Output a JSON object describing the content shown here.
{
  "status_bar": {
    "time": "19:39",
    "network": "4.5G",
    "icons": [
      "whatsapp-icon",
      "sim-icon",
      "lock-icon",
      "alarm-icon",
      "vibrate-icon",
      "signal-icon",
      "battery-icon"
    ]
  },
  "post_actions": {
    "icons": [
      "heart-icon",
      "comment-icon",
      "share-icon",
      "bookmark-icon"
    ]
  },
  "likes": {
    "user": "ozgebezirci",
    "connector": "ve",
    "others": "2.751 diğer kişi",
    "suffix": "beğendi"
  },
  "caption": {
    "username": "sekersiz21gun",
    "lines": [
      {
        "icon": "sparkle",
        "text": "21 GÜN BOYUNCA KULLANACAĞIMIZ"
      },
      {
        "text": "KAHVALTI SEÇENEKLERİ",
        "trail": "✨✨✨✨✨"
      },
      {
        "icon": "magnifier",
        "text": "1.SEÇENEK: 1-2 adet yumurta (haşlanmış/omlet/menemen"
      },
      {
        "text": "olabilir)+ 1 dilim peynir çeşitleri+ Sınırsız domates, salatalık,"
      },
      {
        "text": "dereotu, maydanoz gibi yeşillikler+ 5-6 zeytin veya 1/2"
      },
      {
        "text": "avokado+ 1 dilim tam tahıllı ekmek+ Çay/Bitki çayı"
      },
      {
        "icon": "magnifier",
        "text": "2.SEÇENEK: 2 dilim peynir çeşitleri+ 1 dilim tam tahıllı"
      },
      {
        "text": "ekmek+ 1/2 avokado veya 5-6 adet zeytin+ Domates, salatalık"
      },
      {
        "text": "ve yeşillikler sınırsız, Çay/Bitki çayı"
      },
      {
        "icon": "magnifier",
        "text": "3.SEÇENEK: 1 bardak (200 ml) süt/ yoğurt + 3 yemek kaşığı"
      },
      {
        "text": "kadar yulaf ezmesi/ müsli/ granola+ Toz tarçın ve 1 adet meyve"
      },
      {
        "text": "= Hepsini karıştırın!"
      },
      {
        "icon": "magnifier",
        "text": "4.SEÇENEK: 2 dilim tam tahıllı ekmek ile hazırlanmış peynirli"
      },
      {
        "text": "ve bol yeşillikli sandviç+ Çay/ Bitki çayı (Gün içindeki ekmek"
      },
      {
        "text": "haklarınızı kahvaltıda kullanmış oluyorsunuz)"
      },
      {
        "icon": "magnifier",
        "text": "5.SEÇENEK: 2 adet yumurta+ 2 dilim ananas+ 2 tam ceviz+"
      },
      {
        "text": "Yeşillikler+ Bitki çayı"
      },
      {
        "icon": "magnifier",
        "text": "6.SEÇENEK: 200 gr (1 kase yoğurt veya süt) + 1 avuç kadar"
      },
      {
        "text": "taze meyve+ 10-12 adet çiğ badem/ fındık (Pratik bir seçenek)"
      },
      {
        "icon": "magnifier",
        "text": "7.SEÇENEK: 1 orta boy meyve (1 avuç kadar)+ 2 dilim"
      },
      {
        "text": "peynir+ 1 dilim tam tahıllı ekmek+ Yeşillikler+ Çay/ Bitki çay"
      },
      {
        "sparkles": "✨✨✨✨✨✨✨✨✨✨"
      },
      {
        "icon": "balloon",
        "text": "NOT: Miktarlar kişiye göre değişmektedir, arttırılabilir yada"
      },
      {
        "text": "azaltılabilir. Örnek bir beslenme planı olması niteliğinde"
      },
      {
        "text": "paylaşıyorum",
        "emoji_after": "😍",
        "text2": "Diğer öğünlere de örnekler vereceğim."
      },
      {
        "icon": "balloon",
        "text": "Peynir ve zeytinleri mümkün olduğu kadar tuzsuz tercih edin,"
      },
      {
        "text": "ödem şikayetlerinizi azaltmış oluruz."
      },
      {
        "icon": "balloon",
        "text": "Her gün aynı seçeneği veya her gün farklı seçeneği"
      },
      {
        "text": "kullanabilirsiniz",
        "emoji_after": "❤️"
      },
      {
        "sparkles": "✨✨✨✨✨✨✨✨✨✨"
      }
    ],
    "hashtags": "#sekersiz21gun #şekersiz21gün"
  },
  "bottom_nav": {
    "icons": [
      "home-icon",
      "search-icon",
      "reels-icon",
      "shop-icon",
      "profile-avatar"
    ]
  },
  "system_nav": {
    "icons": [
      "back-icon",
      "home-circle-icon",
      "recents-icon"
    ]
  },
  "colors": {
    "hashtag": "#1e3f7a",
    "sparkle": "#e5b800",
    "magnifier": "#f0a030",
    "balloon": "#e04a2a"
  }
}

########################################

▶ [What to do]: Above are some records. Print them all exactly.

▶ [Task answer]:
Output a JSON object describing the content shown here.
{
  "status_bar": {
    "time": "19:39",
    "network": "4.5G",
    "icons": [
      "whatsapp-icon",
      "sim-icon",
      "lock-icon",
      "alarm-icon",
      "vibrate-icon",
      "signal-icon",
      "battery-icon"
    ]
  },
  "post_actions": {
    "icons": [
      "heart-icon",
      "comment-icon",
      "share-icon",
      "bookmark-icon"
    ]
  },
  "likes": {
    "user": "ozgebezirci",
    "connector": "ve",
    "others": "2.751 diğer kişi",
    "suffix": "beğendi"
  },
  "caption": {
    "username": "sekersiz21gun",
    "lines": [
      {
        "icon": "sparkle",
        "text": "21 GÜN BOYUNCA KULLANACAĞIMIZ"
      },
      {
        "text": "KAHVALTI SEÇENEKLERİ",
        "trail": "✨✨✨✨✨"
      },
      {
        "icon": "magnifier",
        "text": "1.SEÇENEK: 1-2 adet yumurta (haşlanmış/omlet/menemen"
      },
      {
        "text": "olabilir)+ 1 dilim peynir çeşitleri+ Sınırsız domates, salatalık,"
      },
      {
        "text": "dereotu, maydanoz gibi yeşillikler+ 5-6 zeytin veya 1/2"
      },
      {
        "text": "avokado+ 1 dilim tam tahıllı ekmek+ Çay/Bitki çayı"
      },
      {
        "icon": "magnifier",
        "text": "2.SEÇENEK: 2 dilim peynir çeşitleri+ 1 dilim tam tahıllı"
      },
      {
        "text": "ekmek+ 1/2 avokado veya 5-6 adet zeytin+ Domates, salatalık"
      },
      {
        "text": "ve yeşillikler sınırsız, Çay/Bitki çayı"
      },
      {
        "icon": "magnifier",
        "text": "3.SEÇENEK: 1 bardak (200 ml) süt/ yoğurt + 3 yemek kaşığı"
      },
      {
        "text": "kadar yulaf ezmesi/ müsli/ granola+ Toz tarçın ve 1 adet meyve"
      },
      {
        "text": "= Hepsini karıştırın!"
      },
      {
        "icon": "magnifier",
        "text": "4.SEÇENEK: 2 dilim tam tahıllı ekmek ile hazırlanmış peynirli"
      },
      {
        "text": "ve bol yeşillikli sandviç+ Çay/ Bitki çayı (Gün içindeki ekmek"
      },
      {
        "text": "haklarınızı kahvaltıda kullanmış oluyorsunuz)"
      },
      {
        "icon": "magnifier",
        "text": "5.SEÇENEK: 2 adet yumurta+ 2 dilim ananas+ 2 tam ceviz+"
      },
      {
        "text": "Yeşillikler+ Bitki çayı"
      },
      {
        "icon": "magnifier",
        "text": "6.SEÇENEK: 200 gr (1 kase yoğurt veya süt) + 1 avuç kadar"
      },
      {
        "text": "taze meyve+ 10-12 adet çiğ badem/ fındık (Pratik bir seçenek)"
      },
      {
        "icon": "magnifier",
        "text": "7.SEÇENEK: 1 orta boy meyve (1 avuç kadar)+ 2 dilim"
      },
      {
        "text": "peynir+ 1 dilim tam tahıllı ekmek+ Yeşillikler+ Çay/ Bitki çay"
      },
      {
        "sparkles": "✨✨✨✨✨✨✨✨✨✨"
      },
      {
        "icon": "balloon",
        "text": "NOT: Miktarlar kişiye göre değişmektedir, arttırılabilir yada"
      },
      {
        "text": "azaltılabilir. Örnek bir beslenme planı olması niteliğinde"
      },
      {
        "text": "paylaşıyorum",
        "emoji_after": "😍",
        "text2": "Diğer öğünlere de örnekler vereceğim."
      },
      {
        "icon": "balloon",
        "text": "Peynir ve zeytinleri mümkün olduğu kadar tuzsuz tercih edin,"
      },
      {
        "text": "ödem şikayetlerinizi azaltmış oluruz."
      },
      {
        "icon": "balloon",
        "text": "Her gün aynı seçeneği veya her gün farklı seçeneği"
      },
      {
        "text": "kullanabilirsiniz",
        "emoji_after": "❤️"
      },
      {
        "sparkles": "✨✨✨✨✨✨✨✨✨✨"
      }
    ],
    "hashtags": "#sekersiz21gun #şekersiz21gün"
  },
  "bottom_nav": {
    "icons": [
      "home-icon",
      "search-icon",
      "reels-icon",
      "shop-icon",
      "profile-avatar"
    ]
  },
  "system_nav": {
    "icons": [
      "back-icon",
      "home-circle-icon",
      "recents-icon"
    ]
  },
  "colors": {
    "hashtag": "#1e3f7a",
    "sparkle": "#e5b800",
    "magnifier": "#f0a030",
    "balloon": "#e04a2a"
  }
}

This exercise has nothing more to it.